===== Input for this task

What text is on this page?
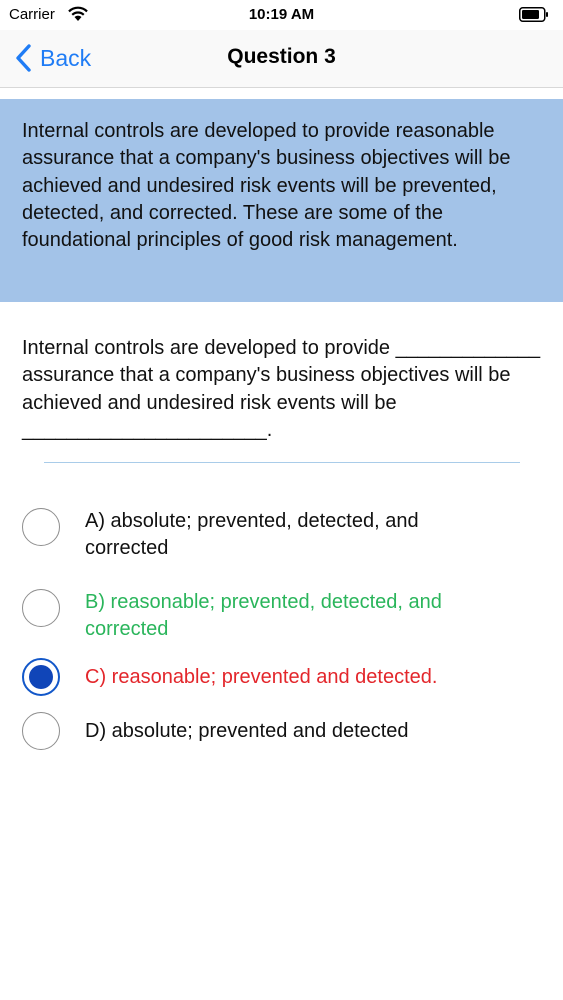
Carrier	10:19 AM
Back	Question 3

Internal controls are developed to provide reasonable assurance that a company's business objectives will be achieved and undesired risk events will be prevented, detected, and corrected. These are some of the foundational principles of good risk management.

Internal controls are developed to provide _____________ assurance that a company's business objectives will be achieved and undesired risk events will be ______________________.
A) absolute; prevented, detected, and corrected
B) reasonable; prevented, detected, and corrected
C) reasonable; prevented and detected.
D) absolute; prevented and detected
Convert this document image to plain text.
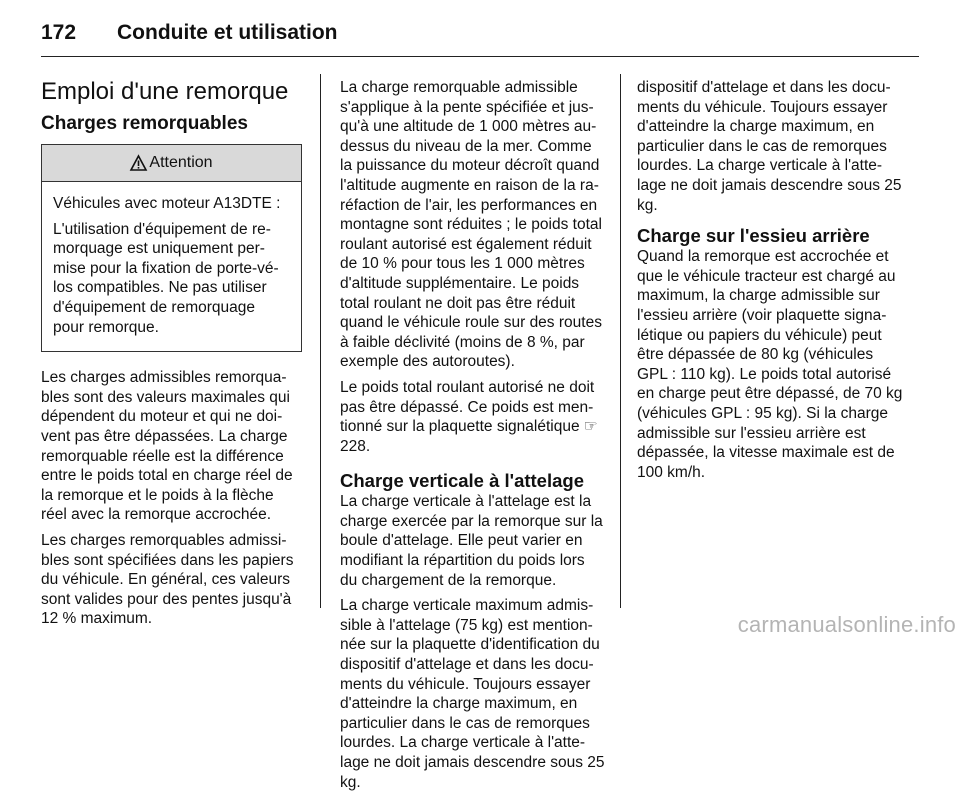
172 Conduite et utilisation
Emploi d'une remorque
Charges remorquables
Attention

Véhicules avec moteur A13DTE :

L'utilisation d'équipement de re-morquage est uniquement per-mise pour la fixation de porte-vé-los compatibles. Ne pas utiliser d'équipement de remorquage pour remorque.

Les charges admissibles remorqua-bles sont des valeurs maximales qui dépendent du moteur et qui ne doi-vent pas être dépassées. La charge remorquable réelle est la différence entre le poids total en charge réel de la remorque et le poids à la flèche réel avec la remorque accrochée.

Les charges remorquables admissi-bles sont spécifiées dans les papiers du véhicule. En général, ces valeurs sont valides pour des pentes jusqu'à 12 % maximum.

La charge remorquable admissible s'applique à la pente spécifiée et jus-qu'à une altitude de 1 000 mètres au-dessus du niveau de la mer. Comme la puissance du moteur décroît quand l'altitude augmente en raison de la ra-réfaction de l'air, les performances en montagne sont réduites ; le poids total roulant autorisé est également réduit de 10 % pour tous les 1 000 mètres d'altitude supplémentaire. Le poids total roulant ne doit pas être réduit quand le véhicule roule sur des routes à faible déclivité (moins de 8 %, par exemple des autoroutes).

Le poids total roulant autorisé ne doit pas être dépassé. Ce poids est men-tionné sur la plaquette signalétique ☞ 228.

Charge verticale à l'attelage

La charge verticale à l'attelage est la charge exercée par la remorque sur la boule d'attelage. Elle peut varier en modifiant la répartition du poids lors du chargement de la remorque.

La charge verticale maximum admis-sible à l'attelage (75 kg) est mention-née sur la plaquette d'identification du dispositif d'attelage et dans les docu-ments du véhicule. Toujours essayer d'atteindre la charge maximum, en particulier dans le cas de remorques lourdes. La charge verticale à l'atte-lage ne doit jamais descendre sous 25 kg.

dispositif d'attelage et dans les docu-ments du véhicule. Toujours essayer d'atteindre la charge maximum, en particulier dans le cas de remorques lourdes. La charge verticale à l'atte-lage ne doit jamais descendre sous 25 kg.

Charge sur l'essieu arrière

Quand la remorque est accrochée et que le véhicule tracteur est chargé au maximum, la charge admissible sur l'essieu arrière (voir plaquette signa-létique ou papiers du véhicule) peut être dépassée de 80 kg (véhicules GPL : 110 kg). Le poids total autorisé en charge peut être dépassé, de 70 kg (véhicules GPL : 95 kg). Si la charge admissible sur l'essieu arrière est dépassée, la vitesse maximale est de 100 km/h.

carmanualsonline.info
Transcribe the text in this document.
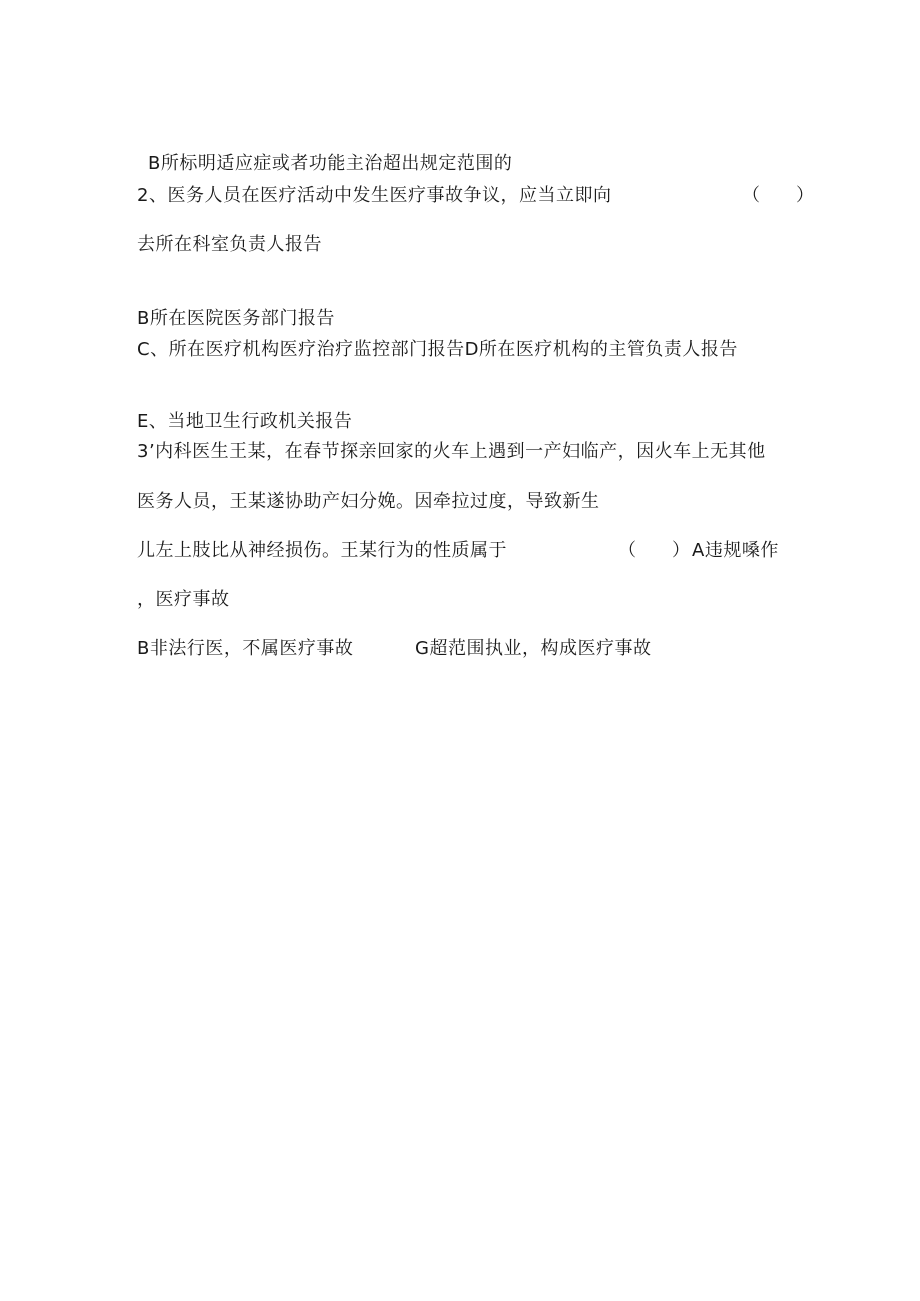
B所标明适应症或者功能主治超出规定范围的
2、医务人员在医疗活动中发生医疗事故争议，应当立即向	（　　）
去所在科室负责人报告
B所在医院医务部门报告
C、所在医疗机构医疗治疗监控部门报告D所在医疗机构的主管负责人报告
E、当地卫生行政机关报告
3’内科医生王某，在春节探亲回家的火车上遇到一产妇临产，因火车上无其他
医务人员，王某遂协助产妇分娩。因牵拉过度，导致新生
儿左上肢比从神经损伤。王某行为的性质属于	（　　） A违规嗓作
，医疗事故
B非法行医，不属医疗事故	G超范围执业，构成医疗事故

==========

## Job
Copy out all the data without changing anything, and drop the pictures.

## The reply
What text is on this page?
Carrier	10:19 AM
Back	Question 3

Internal controls are developed to provide reasonable assurance that a company's business objectives will be achieved and undesired risk events will be prevented, detected, and corrected. These are some of the foundational principles of good risk management.

Internal controls are developed to provide _____________ assurance that a company's business objectives will be achieved and undesired risk events will be ______________________.
A) absolute; prevented, detected, and corrected
B) reasonable; prevented, detected, and corrected
C) reasonable; prevented and detected.
D) absolute; prevented and detected
Convert this document image to plain text.
172 Conduite et utilisation
Emploi d'une remorque
Charges remorquables
Attention

Véhicules avec moteur A13DTE :

L'utilisation d'équipement de re-morquage est uniquement per-mise pour la fixation de porte-vé-los compatibles. Ne pas utiliser d'équipement de remorquage pour remorque.

Les charges admissibles remorqua-bles sont des valeurs maximales qui dépendent du moteur et qui ne doi-vent pas être dépassées. La charge remorquable réelle est la différence entre le poids total en charge réel de la remorque et le poids à la flèche réel avec la remorque accrochée.

Les charges remorquables admissi-bles sont spécifiées dans les papiers du véhicule. En général, ces valeurs sont valides pour des pentes jusqu'à 12 % maximum.

La charge remorquable admissible s'applique à la pente spécifiée et jus-qu'à une altitude de 1 000 mètres au-dessus du niveau de la mer. Comme la puissance du moteur décroît quand l'altitude augmente en raison de la ra-réfaction de l'air, les performances en montagne sont réduites ; le poids total roulant autorisé est également réduit de 10 % pour tous les 1 000 mètres d'altitude supplémentaire. Le poids total roulant ne doit pas être réduit quand le véhicule roule sur des routes à faible déclivité (moins de 8 %, par exemple des autoroutes).

Le poids total roulant autorisé ne doit pas être dépassé. Ce poids est men-tionné sur la plaquette signalétique ☞ 228.

Charge verticale à l'attelage

La charge verticale à l'attelage est la charge exercée par la remorque sur la boule d'attelage. Elle peut varier en modifiant la répartition du poids lors du chargement de la remorque.

La charge verticale maximum admis-sible à l'attelage (75 kg) est mention-née sur la plaquette d'identification du dispositif d'attelage et dans les docu-ments du véhicule. Toujours essayer d'atteindre la charge maximum, en particulier dans le cas de remorques lourdes. La charge verticale à l'atte-lage ne doit jamais descendre sous 25 kg.

dispositif d'attelage et dans les docu-ments du véhicule. Toujours essayer d'atteindre la charge maximum, en particulier dans le cas de remorques lourdes. La charge verticale à l'atte-lage ne doit jamais descendre sous 25 kg.

Charge sur l'essieu arrière

Quand la remorque est accrochée et que le véhicule tracteur est chargé au maximum, la charge admissible sur l'essieu arrière (voir plaquette signa-létique ou papiers du véhicule) peut être dépassée de 80 kg (véhicules GPL : 110 kg). Le poids total autorisé en charge peut être dépassé, de 70 kg (véhicules GPL : 95 kg). Si la charge admissible sur l'essieu arrière est dépassée, la vitesse maximale est de 100 km/h.

carmanualsonline.info
Transcribe the text in this document.
B所标明适应症或者功能主治超出规定范围的
2、医务人员在医疗活动中发生医疗事故争议，应当立即向	（　　）
去所在科室负责人报告
B所在医院医务部门报告
C、所在医疗机构医疗治疗监控部门报告D所在医疗机构的主管负责人报告
E、当地卫生行政机关报告
3’内科医生王某，在春节探亲回家的火车上遇到一产妇临产，因火车上无其他
医务人员，王某遂协助产妇分娩。因牵拉过度，导致新生
儿左上肢比从神经损伤。王某行为的性质属于	（　　） A违规嗓作
，医疗事故
B非法行医，不属医疗事故	G超范围执业，构成医疗事故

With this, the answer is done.